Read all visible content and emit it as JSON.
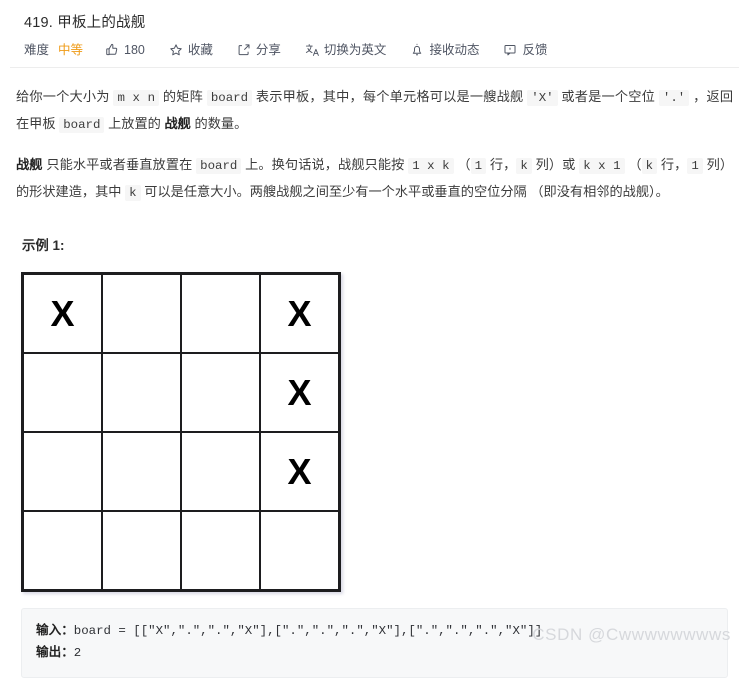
{
  "header": {
    "title": "419. 甲板上的战舰"
  },
  "toolbar": {
    "difficulty_label": "难度",
    "difficulty_value": "中等",
    "difficulty_color": "#ef9b17",
    "items": [
      {
        "icon": "thumbs-up-icon",
        "label": "180"
      },
      {
        "icon": "star-icon",
        "label": "收藏"
      },
      {
        "icon": "share-icon",
        "label": "分享"
      },
      {
        "icon": "translate-icon",
        "label": "切换为英文"
      },
      {
        "icon": "bell-icon",
        "label": "接收动态"
      },
      {
        "icon": "feedback-icon",
        "label": "反馈"
      }
    ]
  },
  "description": {
    "para1": {
      "t1": "给你一个大小为 ",
      "c1": "m x n",
      "t2": " 的矩阵 ",
      "c2": "board",
      "t3": " 表示甲板，其中，每个单元格可以是一艘战舰 ",
      "c3": "'X'",
      "t4": " 或者是一个空位 ",
      "c4": "'.'",
      "t5": " ，返回在甲板 ",
      "c5": "board",
      "t6": " 上放置的 ",
      "b1": "战舰",
      "t7": " 的数量。"
    },
    "para2": {
      "b1": "战舰",
      "t1": " 只能水平或者垂直放置在 ",
      "c1": "board",
      "t2": " 上。换句话说，战舰只能按 ",
      "c2": "1 x k",
      "t3": " （",
      "c3": "1",
      "t4": " 行，",
      "c4": "k",
      "t5": " 列）或 ",
      "c5": "k x 1",
      "t6": " （",
      "c6": "k",
      "t7": " 行，",
      "c7": "1",
      "t8": " 列）的形状建造，其中 ",
      "c8": "k",
      "t9": " 可以是任意大小。两艘战舰之间至少有一个水平或垂直的空位分隔 （即没有相邻的战舰）。"
    }
  },
  "example": {
    "heading": "示例 1:",
    "board": [
      [
        "X",
        "",
        "",
        "X"
      ],
      [
        "",
        "",
        "",
        "X"
      ],
      [
        "",
        "",
        "",
        "X"
      ],
      [
        "",
        "",
        "",
        ""
      ]
    ],
    "input_label": "输入：",
    "input_value": "board = [[\"X\",\".\",\".\",\"X\"],[\".\",\".\",\".\",\"X\"],[\".\",\".\",\".\",\"X\"]]",
    "output_label": "输出：",
    "output_value": "2"
  },
  "watermark": {
    "text": "CSDN @Cwwwwwwwws"
  }
}
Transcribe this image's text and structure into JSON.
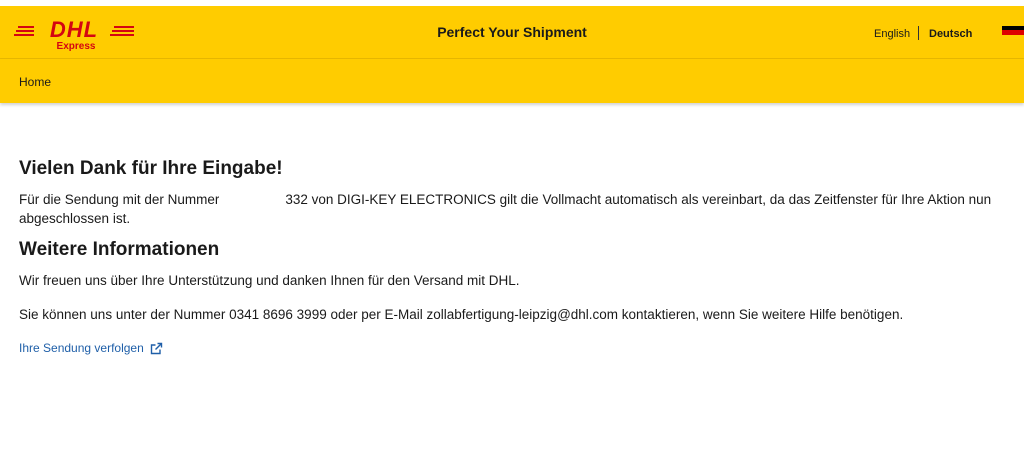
{
  "brand": {
    "logo_text": "DHL",
    "logo_subtext": "Express"
  },
  "header": {
    "title": "Perfect Your Shipment",
    "languages": [
      "English",
      "Deutsch"
    ],
    "active_language": "Deutsch"
  },
  "nav": {
    "home": "Home"
  },
  "main": {
    "heading": "Vielen Dank für Ihre Eingabe!",
    "intro_before": "Für die Sendung mit der Nummer",
    "intro_after": "332 von DIGI-KEY ELECTRONICS gilt die Vollmacht automatisch als vereinbart, da das Zeitfenster für Ihre Aktion nun abgeschlossen ist.",
    "subheading": "Weitere Informationen",
    "thanks": "Wir freuen uns über Ihre Unterstützung und danken Ihnen für den Versand mit DHL.",
    "contact": "Sie können uns unter der Nummer 0341 8696 3999 oder per E-Mail zollabfertigung-leipzig@dhl.com kontaktieren, wenn Sie weitere Hilfe benötigen.",
    "track_link": "Ihre Sendung verfolgen"
  },
  "colors": {
    "dhl_yellow": "#ffcc00",
    "dhl_red": "#d40511",
    "link": "#1f5fa8"
  },
  "icons": {
    "flag": "germany-flag-icon",
    "external": "external-link-icon"
  }
}
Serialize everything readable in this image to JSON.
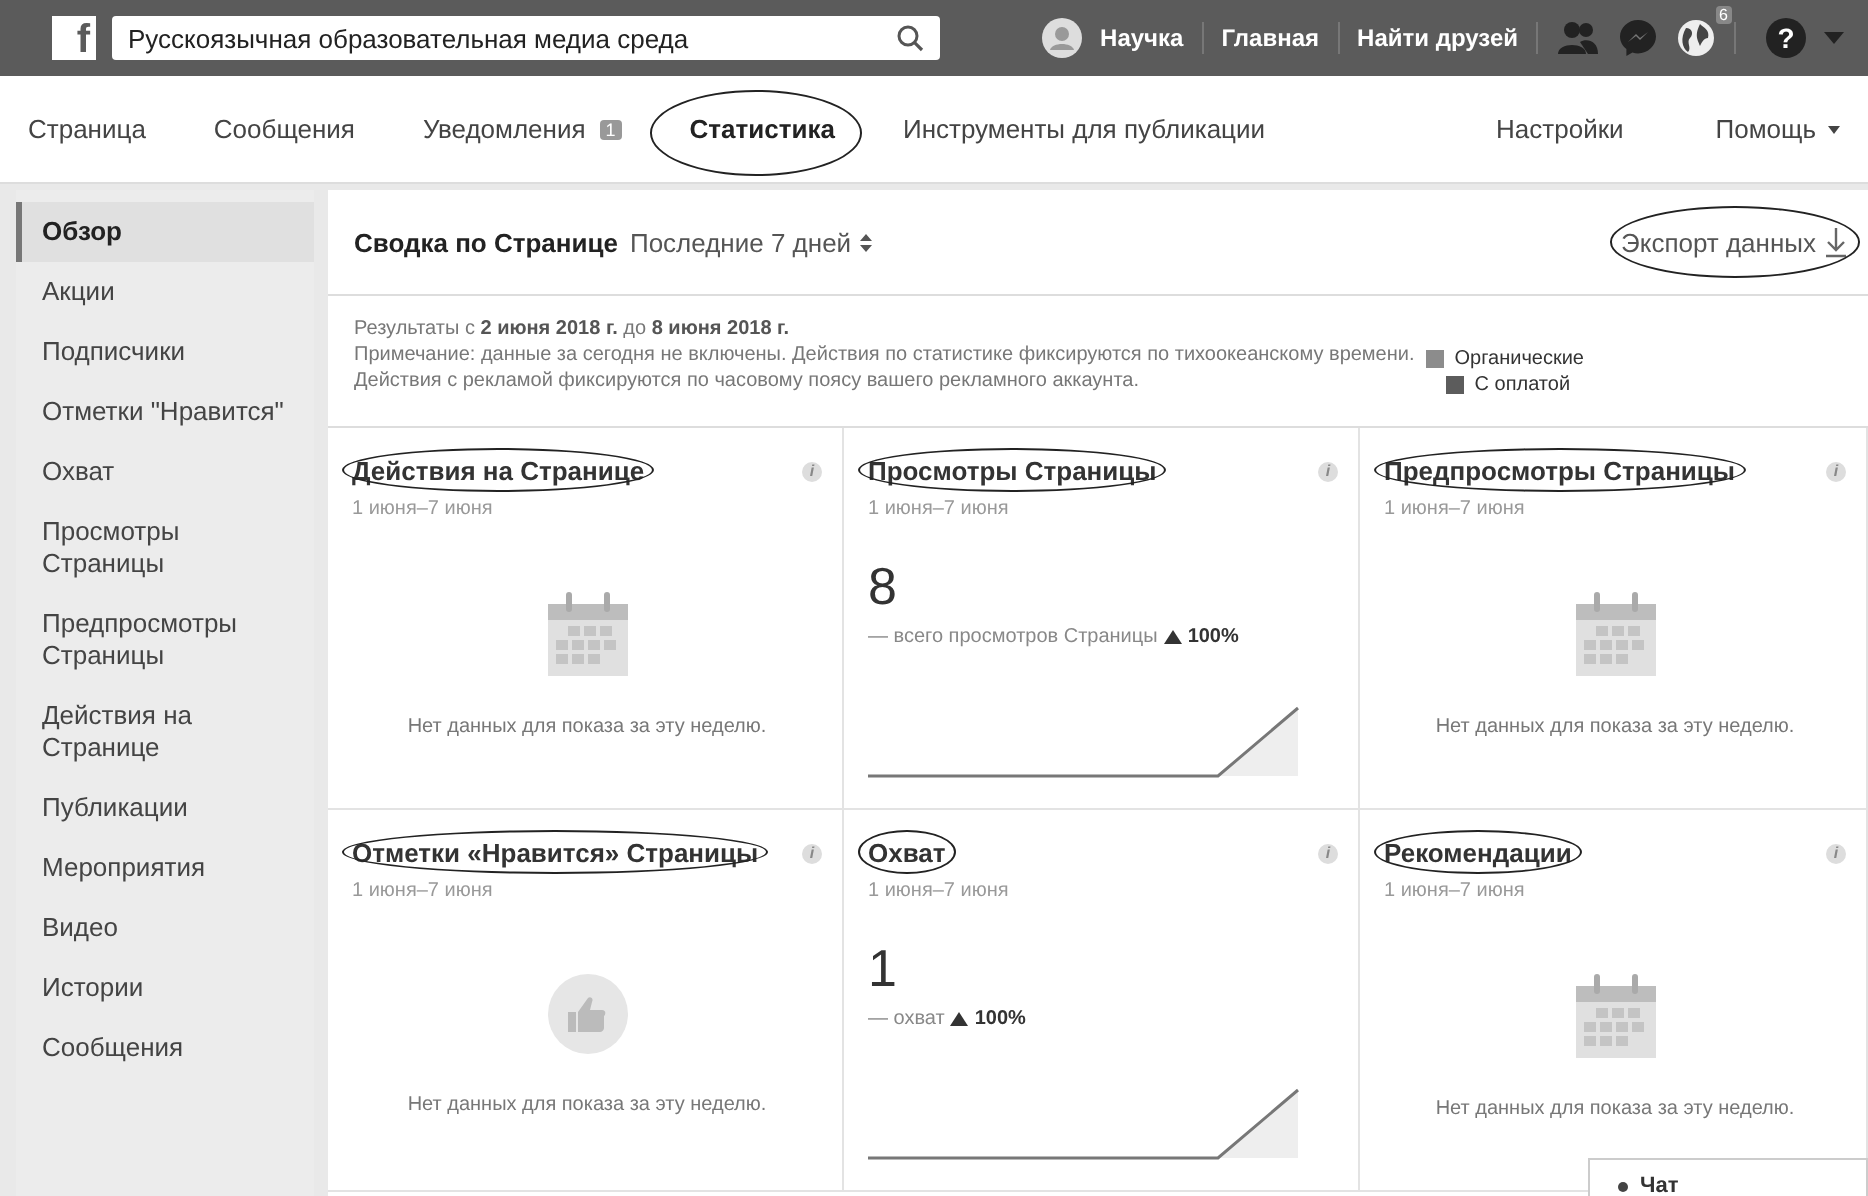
{
  "topbar": {
    "logo": "f",
    "search": {
      "value": "Русскоязычная образовательная медиа среда"
    },
    "profile": "Научка",
    "links": [
      "Главная",
      "Найти друзей"
    ],
    "notifications_badge": "6",
    "help": "?"
  },
  "tabs": [
    {
      "label": "Страница",
      "selected": false,
      "circled": false
    },
    {
      "label": "Сообщения",
      "selected": false,
      "circled": false
    },
    {
      "label": "Уведомления",
      "selected": false,
      "circled": false,
      "badge": "1"
    },
    {
      "label": "Статистика",
      "selected": true,
      "circled": true
    },
    {
      "label": "Инструменты для публикации",
      "selected": false,
      "circled": false
    }
  ],
  "right_tabs": [
    {
      "label": "Настройки",
      "caret": false
    },
    {
      "label": "Помощь",
      "caret": true
    }
  ],
  "sidebar": {
    "items": [
      {
        "label": "Обзор",
        "selected": true
      },
      {
        "label": "Акции",
        "selected": false
      },
      {
        "label": "Подписчики",
        "selected": false
      },
      {
        "label": "Отметки \"Нравится\"",
        "selected": false
      },
      {
        "label": "Охват",
        "selected": false
      },
      {
        "label": "Просмотры Страницы",
        "selected": false
      },
      {
        "label": "Предпросмотры Страницы",
        "selected": false
      },
      {
        "label": "Действия на Странице",
        "selected": false
      },
      {
        "label": "Публикации",
        "selected": false
      },
      {
        "label": "Мероприятия",
        "selected": false
      },
      {
        "label": "Видео",
        "selected": false
      },
      {
        "label": "Истории",
        "selected": false
      },
      {
        "label": "Сообщения",
        "selected": false
      }
    ]
  },
  "summary": {
    "title": "Сводка по Странице",
    "period": "Последние 7 дней",
    "export": {
      "label": "Экспорт данных",
      "circled": true
    }
  },
  "info": {
    "results": "Результаты с **2 июня 2018 г.** до **8 июня 2018 г.**",
    "note_lines": [
      "Примечание: данные за сегодня не включены. Действия по статистике фиксируются по тихоокеанскому времени.",
      "Действия с рекламой фиксируются по часовому поясу вашего рекламного аккаунта."
    ],
    "legend": [
      {
        "label": "Органические",
        "color": "#8c8c8c"
      },
      {
        "label": "С оплатой",
        "color": "#5c5c5c"
      }
    ]
  },
  "cards": [
    {
      "title": "Действия на Странице",
      "info": "i",
      "circled": true,
      "dates": "1 июня–7 июня",
      "kind": "calendar",
      "empty_text": "Нет данных для показа за эту неделю."
    },
    {
      "title": "Просмотры Страницы",
      "info": "i",
      "circled": true,
      "dates": "1 июня–7 июня",
      "kind": "metric",
      "value": "8",
      "caption": "— всего просмотров Страницы",
      "change": "100%"
    },
    {
      "title": "Предпросмотры Страницы",
      "info": "i",
      "circled": true,
      "dates": "1 июня–7 июня",
      "kind": "calendar",
      "empty_text": "Нет данных для показа за эту неделю."
    },
    {
      "title": "Отметки «Нравится» Страницы",
      "info": "i",
      "circled": true,
      "dates": "1 июня–7 июня",
      "kind": "like",
      "empty_text": "Нет данных для показа за эту неделю."
    },
    {
      "title": "Охват",
      "info": "i",
      "circled": true,
      "dates": "1 июня–7 июня",
      "kind": "metric",
      "value": "1",
      "caption": "— охват",
      "change": "100%"
    },
    {
      "title": "Рекомендации",
      "info": "i",
      "circled": true,
      "dates": "1 июня–7 июня",
      "kind": "calendar",
      "empty_text": "Нет данных для показа за эту неделю."
    }
  ],
  "chat": {
    "label": "Чат"
  }
}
────────────────────────────────────────
### Task
Your task is to set down the records shown above exactly, minus any pictures.

### Final result
Read all visible content and emit it as JSON.
{
  "header": {
    "title": "419. 甲板上的战舰"
  },
  "toolbar": {
    "difficulty_label": "难度",
    "difficulty_value": "中等",
    "difficulty_color": "#ef9b17",
    "items": [
      {
        "icon": "thumbs-up-icon",
        "label": "180"
      },
      {
        "icon": "star-icon",
        "label": "收藏"
      },
      {
        "icon": "share-icon",
        "label": "分享"
      },
      {
        "icon": "translate-icon",
        "label": "切换为英文"
      },
      {
        "icon": "bell-icon",
        "label": "接收动态"
      },
      {
        "icon": "feedback-icon",
        "label": "反馈"
      }
    ]
  },
  "description": {
    "para1": {
      "t1": "给你一个大小为 ",
      "c1": "m x n",
      "t2": " 的矩阵 ",
      "c2": "board",
      "t3": " 表示甲板，其中，每个单元格可以是一艘战舰 ",
      "c3": "'X'",
      "t4": " 或者是一个空位 ",
      "c4": "'.'",
      "t5": " ，返回在甲板 ",
      "c5": "board",
      "t6": " 上放置的 ",
      "b1": "战舰",
      "t7": " 的数量。"
    },
    "para2": {
      "b1": "战舰",
      "t1": " 只能水平或者垂直放置在 ",
      "c1": "board",
      "t2": " 上。换句话说，战舰只能按 ",
      "c2": "1 x k",
      "t3": " （",
      "c3": "1",
      "t4": " 行，",
      "c4": "k",
      "t5": " 列）或 ",
      "c5": "k x 1",
      "t6": " （",
      "c6": "k",
      "t7": " 行，",
      "c7": "1",
      "t8": " 列）的形状建造，其中 ",
      "c8": "k",
      "t9": " 可以是任意大小。两艘战舰之间至少有一个水平或垂直的空位分隔 （即没有相邻的战舰）。"
    }
  },
  "example": {
    "heading": "示例 1:",
    "board": [
      [
        "X",
        "",
        "",
        "X"
      ],
      [
        "",
        "",
        "",
        "X"
      ],
      [
        "",
        "",
        "",
        "X"
      ],
      [
        "",
        "",
        "",
        ""
      ]
    ],
    "input_label": "输入：",
    "input_value": "board = [[\"X\",\".\",\".\",\"X\"],[\".\",\".\",\".\",\"X\"],[\".\",\".\",\".\",\"X\"]]",
    "output_label": "输出：",
    "output_value": "2"
  },
  "watermark": {
    "text": "CSDN @Cwwwwwwwws"
  }
}
Transcribe this image's text and structure into JSON.
{
  "brand": {
    "logo_text": "DHL",
    "logo_subtext": "Express"
  },
  "header": {
    "title": "Perfect Your Shipment",
    "languages": [
      "English",
      "Deutsch"
    ],
    "active_language": "Deutsch"
  },
  "nav": {
    "home": "Home"
  },
  "main": {
    "heading": "Vielen Dank für Ihre Eingabe!",
    "intro_before": "Für die Sendung mit der Nummer",
    "intro_after": "332 von DIGI-KEY ELECTRONICS gilt die Vollmacht automatisch als vereinbart, da das Zeitfenster für Ihre Aktion nun abgeschlossen ist.",
    "subheading": "Weitere Informationen",
    "thanks": "Wir freuen uns über Ihre Unterstützung und danken Ihnen für den Versand mit DHL.",
    "contact": "Sie können uns unter der Nummer 0341 8696 3999 oder per E-Mail zollabfertigung-leipzig@dhl.com kontaktieren, wenn Sie weitere Hilfe benötigen.",
    "track_link": "Ihre Sendung verfolgen"
  },
  "colors": {
    "dhl_yellow": "#ffcc00",
    "dhl_red": "#d40511",
    "link": "#1f5fa8"
  },
  "icons": {
    "flag": "germany-flag-icon",
    "external": "external-link-icon"
  }
}
Serialize everything readable in this image to JSON.
{
  "topbar": {
    "logo": "f",
    "search": {
      "value": "Русскоязычная образовательная медиа среда"
    },
    "profile": "Научка",
    "links": [
      "Главная",
      "Найти друзей"
    ],
    "notifications_badge": "6",
    "help": "?"
  },
  "tabs": [
    {
      "label": "Страница",
      "selected": false,
      "circled": false
    },
    {
      "label": "Сообщения",
      "selected": false,
      "circled": false
    },
    {
      "label": "Уведомления",
      "selected": false,
      "circled": false,
      "badge": "1"
    },
    {
      "label": "Статистика",
      "selected": true,
      "circled": true
    },
    {
      "label": "Инструменты для публикации",
      "selected": false,
      "circled": false
    }
  ],
  "right_tabs": [
    {
      "label": "Настройки",
      "caret": false
    },
    {
      "label": "Помощь",
      "caret": true
    }
  ],
  "sidebar": {
    "items": [
      {
        "label": "Обзор",
        "selected": true
      },
      {
        "label": "Акции",
        "selected": false
      },
      {
        "label": "Подписчики",
        "selected": false
      },
      {
        "label": "Отметки \"Нравится\"",
        "selected": false
      },
      {
        "label": "Охват",
        "selected": false
      },
      {
        "label": "Просмотры Страницы",
        "selected": false
      },
      {
        "label": "Предпросмотры Страницы",
        "selected": false
      },
      {
        "label": "Действия на Странице",
        "selected": false
      },
      {
        "label": "Публикации",
        "selected": false
      },
      {
        "label": "Мероприятия",
        "selected": false
      },
      {
        "label": "Видео",
        "selected": false
      },
      {
        "label": "Истории",
        "selected": false
      },
      {
        "label": "Сообщения",
        "selected": false
      }
    ]
  },
  "summary": {
    "title": "Сводка по Странице",
    "period": "Последние 7 дней",
    "export": {
      "label": "Экспорт данных",
      "circled": true
    }
  },
  "info": {
    "results": "Результаты с **2 июня 2018 г.** до **8 июня 2018 г.**",
    "note_lines": [
      "Примечание: данные за сегодня не включены. Действия по статистике фиксируются по тихоокеанскому времени.",
      "Действия с рекламой фиксируются по часовому поясу вашего рекламного аккаунта."
    ],
    "legend": [
      {
        "label": "Органические",
        "color": "#8c8c8c"
      },
      {
        "label": "С оплатой",
        "color": "#5c5c5c"
      }
    ]
  },
  "cards": [
    {
      "title": "Действия на Странице",
      "info": "i",
      "circled": true,
      "dates": "1 июня–7 июня",
      "kind": "calendar",
      "empty_text": "Нет данных для показа за эту неделю."
    },
    {
      "title": "Просмотры Страницы",
      "info": "i",
      "circled": true,
      "dates": "1 июня–7 июня",
      "kind": "metric",
      "value": "8",
      "caption": "— всего просмотров Страницы",
      "change": "100%"
    },
    {
      "title": "Предпросмотры Страницы",
      "info": "i",
      "circled": true,
      "dates": "1 июня–7 июня",
      "kind": "calendar",
      "empty_text": "Нет данных для показа за эту неделю."
    },
    {
      "title": "Отметки «Нравится» Страницы",
      "info": "i",
      "circled": true,
      "dates": "1 июня–7 июня",
      "kind": "like",
      "empty_text": "Нет данных для показа за эту неделю."
    },
    {
      "title": "Охват",
      "info": "i",
      "circled": true,
      "dates": "1 июня–7 июня",
      "kind": "metric",
      "value": "1",
      "caption": "— охват",
      "change": "100%"
    },
    {
      "title": "Рекомендации",
      "info": "i",
      "circled": true,
      "dates": "1 июня–7 июня",
      "kind": "calendar",
      "empty_text": "Нет данных для показа за эту неделю."
    }
  ],
  "chat": {
    "label": "Чат"
  }
}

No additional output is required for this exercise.